* BEGIN Raw data *

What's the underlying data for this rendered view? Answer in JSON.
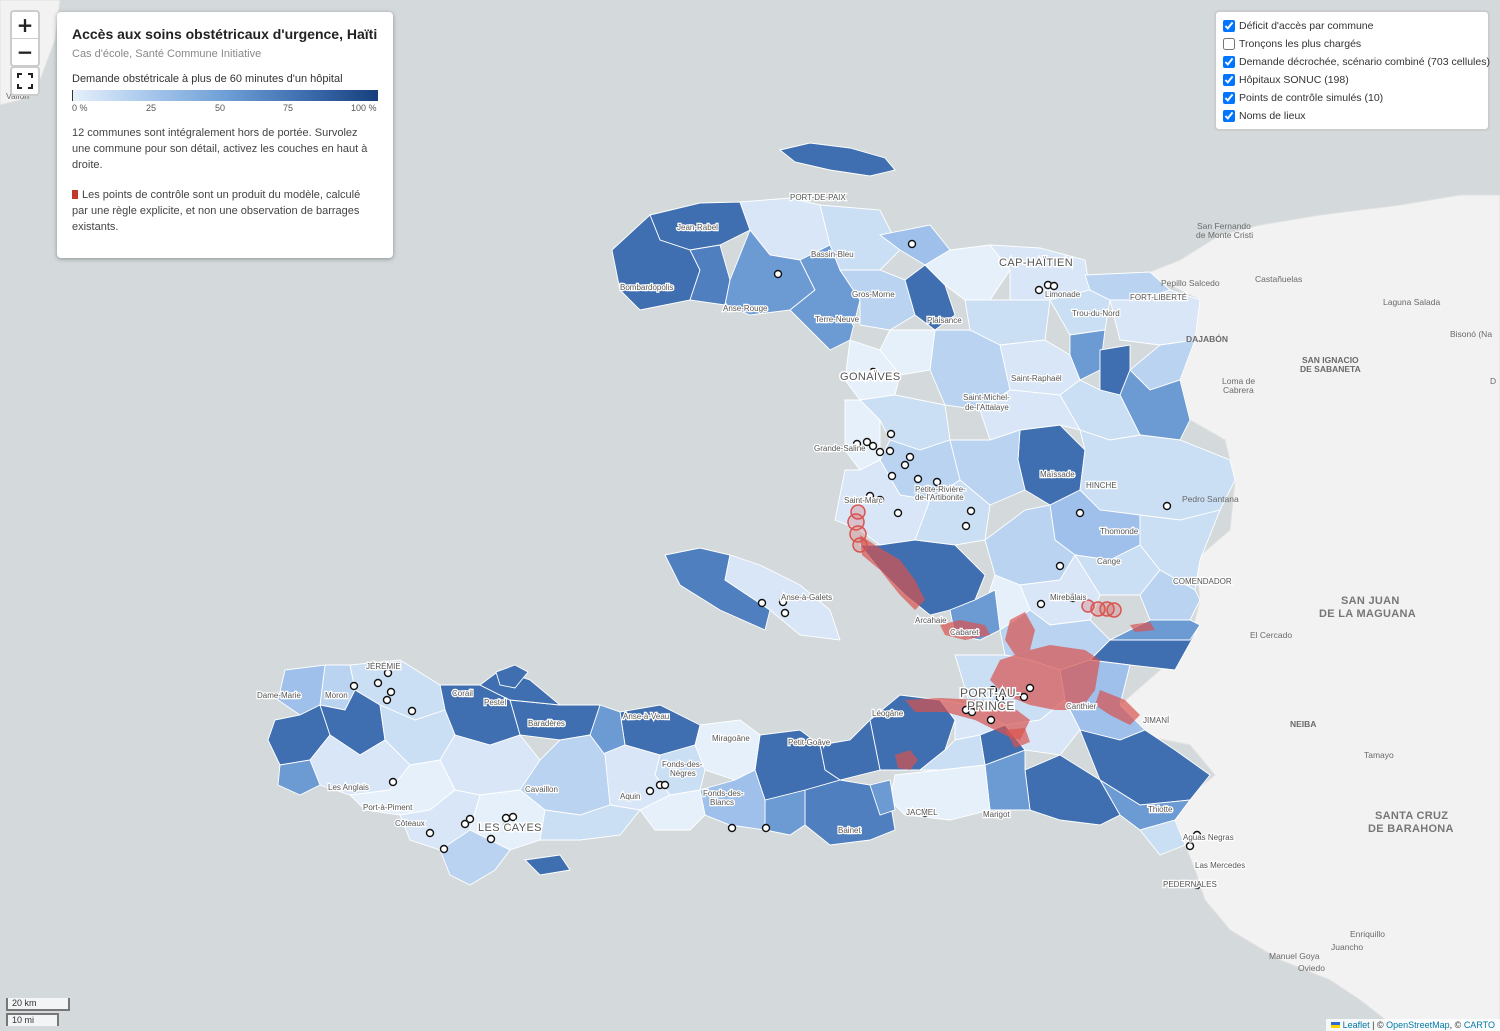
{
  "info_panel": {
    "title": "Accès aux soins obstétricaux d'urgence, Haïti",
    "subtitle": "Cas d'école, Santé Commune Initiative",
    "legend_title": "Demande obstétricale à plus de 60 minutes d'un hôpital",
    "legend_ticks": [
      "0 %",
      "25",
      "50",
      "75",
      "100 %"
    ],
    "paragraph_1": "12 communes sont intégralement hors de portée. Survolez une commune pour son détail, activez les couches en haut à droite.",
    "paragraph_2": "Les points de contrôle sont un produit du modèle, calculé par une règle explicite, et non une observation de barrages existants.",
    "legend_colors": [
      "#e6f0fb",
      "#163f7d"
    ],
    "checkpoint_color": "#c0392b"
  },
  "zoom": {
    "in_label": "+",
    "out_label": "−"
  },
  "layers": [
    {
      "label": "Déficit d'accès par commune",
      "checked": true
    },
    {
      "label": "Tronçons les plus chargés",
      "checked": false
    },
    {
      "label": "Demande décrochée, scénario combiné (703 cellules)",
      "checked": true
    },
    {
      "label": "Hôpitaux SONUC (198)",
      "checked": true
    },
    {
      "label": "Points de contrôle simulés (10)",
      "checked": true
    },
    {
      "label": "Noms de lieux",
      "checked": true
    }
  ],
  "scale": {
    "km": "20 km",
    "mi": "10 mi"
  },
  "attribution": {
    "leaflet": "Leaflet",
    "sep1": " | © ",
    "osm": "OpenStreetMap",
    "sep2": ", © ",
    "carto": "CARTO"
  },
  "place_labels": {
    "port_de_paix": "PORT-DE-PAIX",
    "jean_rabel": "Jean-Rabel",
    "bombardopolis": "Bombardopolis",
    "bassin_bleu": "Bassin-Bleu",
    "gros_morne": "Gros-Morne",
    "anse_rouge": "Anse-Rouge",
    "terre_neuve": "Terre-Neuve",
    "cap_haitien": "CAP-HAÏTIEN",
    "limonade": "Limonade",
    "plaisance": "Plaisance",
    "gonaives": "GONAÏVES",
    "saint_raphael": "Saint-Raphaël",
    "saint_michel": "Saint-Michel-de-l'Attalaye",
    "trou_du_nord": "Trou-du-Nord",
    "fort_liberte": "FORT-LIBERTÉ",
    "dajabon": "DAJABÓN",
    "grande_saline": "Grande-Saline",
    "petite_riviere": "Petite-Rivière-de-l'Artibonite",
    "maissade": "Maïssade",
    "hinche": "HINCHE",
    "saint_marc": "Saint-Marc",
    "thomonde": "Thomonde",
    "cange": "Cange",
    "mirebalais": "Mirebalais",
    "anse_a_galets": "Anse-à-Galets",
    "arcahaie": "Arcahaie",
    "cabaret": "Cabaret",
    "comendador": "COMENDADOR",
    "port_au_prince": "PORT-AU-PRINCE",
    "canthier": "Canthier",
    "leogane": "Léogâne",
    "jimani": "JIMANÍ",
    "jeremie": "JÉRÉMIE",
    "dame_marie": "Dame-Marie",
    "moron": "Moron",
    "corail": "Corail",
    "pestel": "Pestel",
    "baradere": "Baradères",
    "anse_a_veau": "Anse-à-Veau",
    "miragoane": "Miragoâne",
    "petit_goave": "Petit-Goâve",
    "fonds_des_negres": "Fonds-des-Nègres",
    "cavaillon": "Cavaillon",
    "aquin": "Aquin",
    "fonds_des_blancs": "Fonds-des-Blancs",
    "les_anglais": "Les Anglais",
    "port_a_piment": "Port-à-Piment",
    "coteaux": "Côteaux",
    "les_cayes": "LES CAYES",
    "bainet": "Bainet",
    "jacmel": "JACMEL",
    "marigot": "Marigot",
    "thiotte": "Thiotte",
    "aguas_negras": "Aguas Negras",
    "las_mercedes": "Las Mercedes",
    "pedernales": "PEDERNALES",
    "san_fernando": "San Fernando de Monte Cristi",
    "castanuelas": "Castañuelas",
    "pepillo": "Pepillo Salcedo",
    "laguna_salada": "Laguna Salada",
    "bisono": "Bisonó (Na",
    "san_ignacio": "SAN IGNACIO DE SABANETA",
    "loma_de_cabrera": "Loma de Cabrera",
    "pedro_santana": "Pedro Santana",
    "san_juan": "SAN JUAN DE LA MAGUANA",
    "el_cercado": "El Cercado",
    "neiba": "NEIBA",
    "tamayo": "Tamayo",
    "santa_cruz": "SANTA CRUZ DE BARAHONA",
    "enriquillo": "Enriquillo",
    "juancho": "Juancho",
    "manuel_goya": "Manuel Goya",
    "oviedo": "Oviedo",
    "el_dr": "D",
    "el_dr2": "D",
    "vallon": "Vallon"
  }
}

* END Raw data *
* BEGIN Raw data *

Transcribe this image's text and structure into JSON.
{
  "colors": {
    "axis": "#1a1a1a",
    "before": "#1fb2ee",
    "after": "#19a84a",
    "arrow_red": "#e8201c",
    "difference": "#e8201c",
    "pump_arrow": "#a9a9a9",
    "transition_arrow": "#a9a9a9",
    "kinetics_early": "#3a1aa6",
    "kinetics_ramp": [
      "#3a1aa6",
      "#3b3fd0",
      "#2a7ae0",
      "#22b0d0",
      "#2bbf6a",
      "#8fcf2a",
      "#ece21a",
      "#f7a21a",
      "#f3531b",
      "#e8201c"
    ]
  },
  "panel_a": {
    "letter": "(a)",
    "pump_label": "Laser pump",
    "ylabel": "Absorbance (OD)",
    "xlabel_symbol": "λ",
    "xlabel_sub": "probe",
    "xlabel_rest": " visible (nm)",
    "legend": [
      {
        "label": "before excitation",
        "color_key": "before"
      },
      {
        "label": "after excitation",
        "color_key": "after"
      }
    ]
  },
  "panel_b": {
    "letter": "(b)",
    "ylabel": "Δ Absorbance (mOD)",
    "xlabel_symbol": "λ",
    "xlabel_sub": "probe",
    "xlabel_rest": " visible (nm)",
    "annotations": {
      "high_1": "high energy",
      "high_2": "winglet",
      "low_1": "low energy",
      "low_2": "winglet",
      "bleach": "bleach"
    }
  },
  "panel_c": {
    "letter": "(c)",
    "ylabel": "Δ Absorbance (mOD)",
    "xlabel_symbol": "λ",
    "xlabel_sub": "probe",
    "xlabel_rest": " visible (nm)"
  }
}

* END Raw data *
* BEGIN Raw data *

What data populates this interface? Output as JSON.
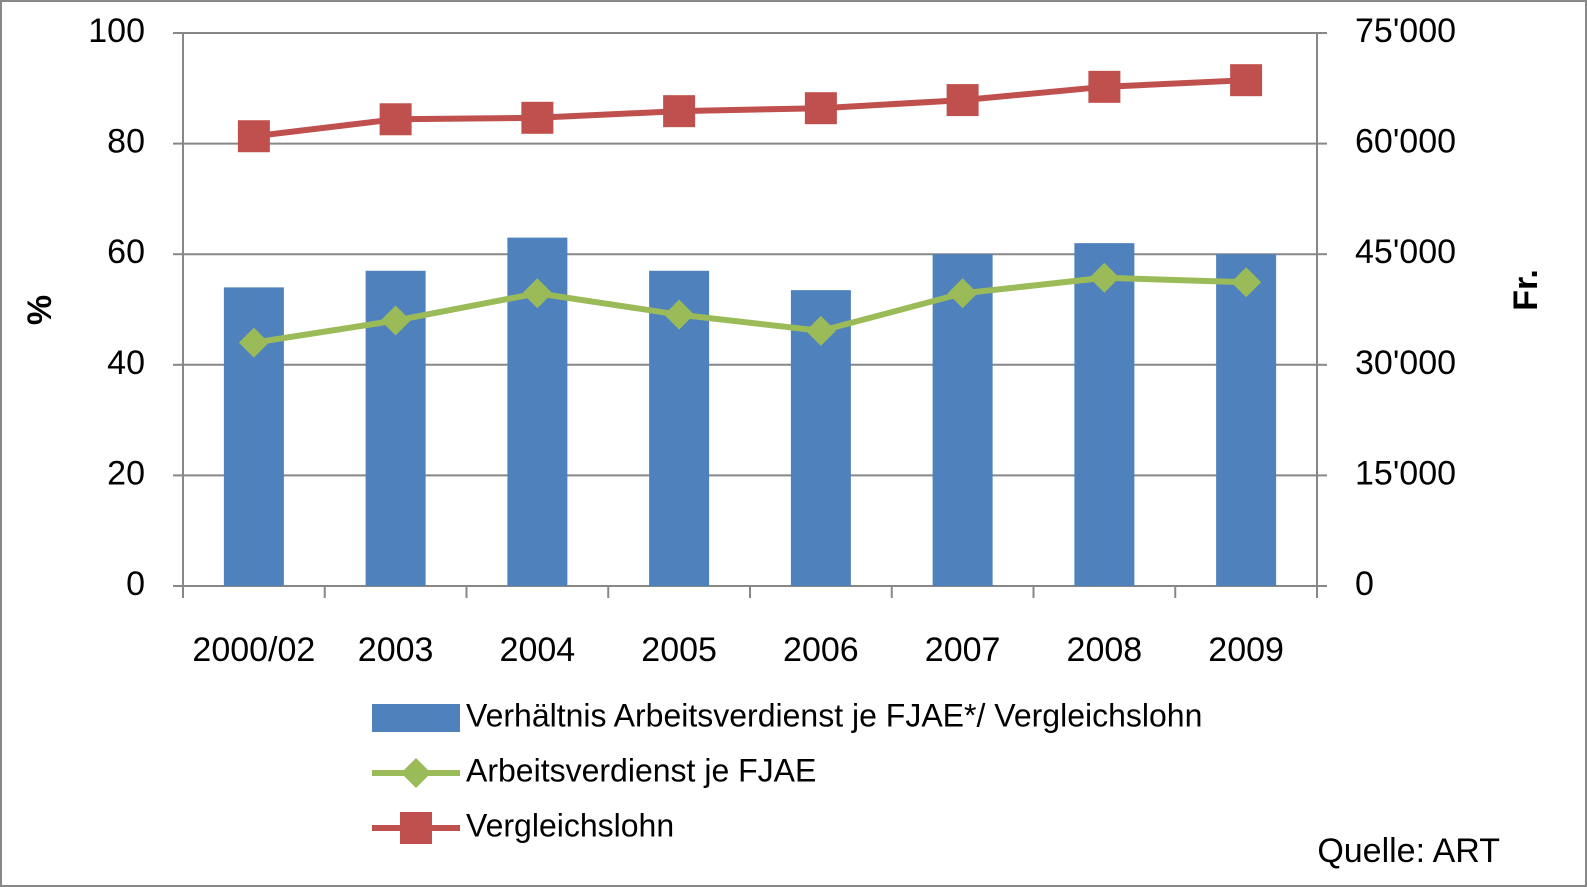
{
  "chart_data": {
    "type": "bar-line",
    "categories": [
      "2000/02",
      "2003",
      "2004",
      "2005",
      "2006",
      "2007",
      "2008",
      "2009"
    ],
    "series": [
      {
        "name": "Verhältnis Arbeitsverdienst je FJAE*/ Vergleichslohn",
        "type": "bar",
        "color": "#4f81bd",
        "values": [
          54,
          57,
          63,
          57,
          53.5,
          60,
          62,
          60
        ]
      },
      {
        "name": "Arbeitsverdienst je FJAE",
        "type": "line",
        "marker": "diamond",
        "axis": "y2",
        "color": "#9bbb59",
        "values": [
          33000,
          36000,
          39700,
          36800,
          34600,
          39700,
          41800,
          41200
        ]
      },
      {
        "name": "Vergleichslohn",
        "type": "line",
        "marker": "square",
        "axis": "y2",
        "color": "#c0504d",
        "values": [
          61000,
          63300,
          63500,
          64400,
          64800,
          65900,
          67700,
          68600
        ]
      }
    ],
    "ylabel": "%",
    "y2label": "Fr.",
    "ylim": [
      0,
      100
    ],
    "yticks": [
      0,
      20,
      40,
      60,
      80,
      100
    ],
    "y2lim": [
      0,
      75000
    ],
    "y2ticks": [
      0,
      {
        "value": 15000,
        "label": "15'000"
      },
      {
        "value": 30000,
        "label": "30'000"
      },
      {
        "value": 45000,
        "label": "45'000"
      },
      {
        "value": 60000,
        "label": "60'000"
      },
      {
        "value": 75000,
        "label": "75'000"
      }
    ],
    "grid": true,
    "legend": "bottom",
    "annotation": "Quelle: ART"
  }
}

* END Raw data *

■ **Aim**: Using the records above, list each line that includes "before".

■ **Task answer**:
    "before": "#1fb2ee",
        "label": "before excitation",
        "color_key": "before"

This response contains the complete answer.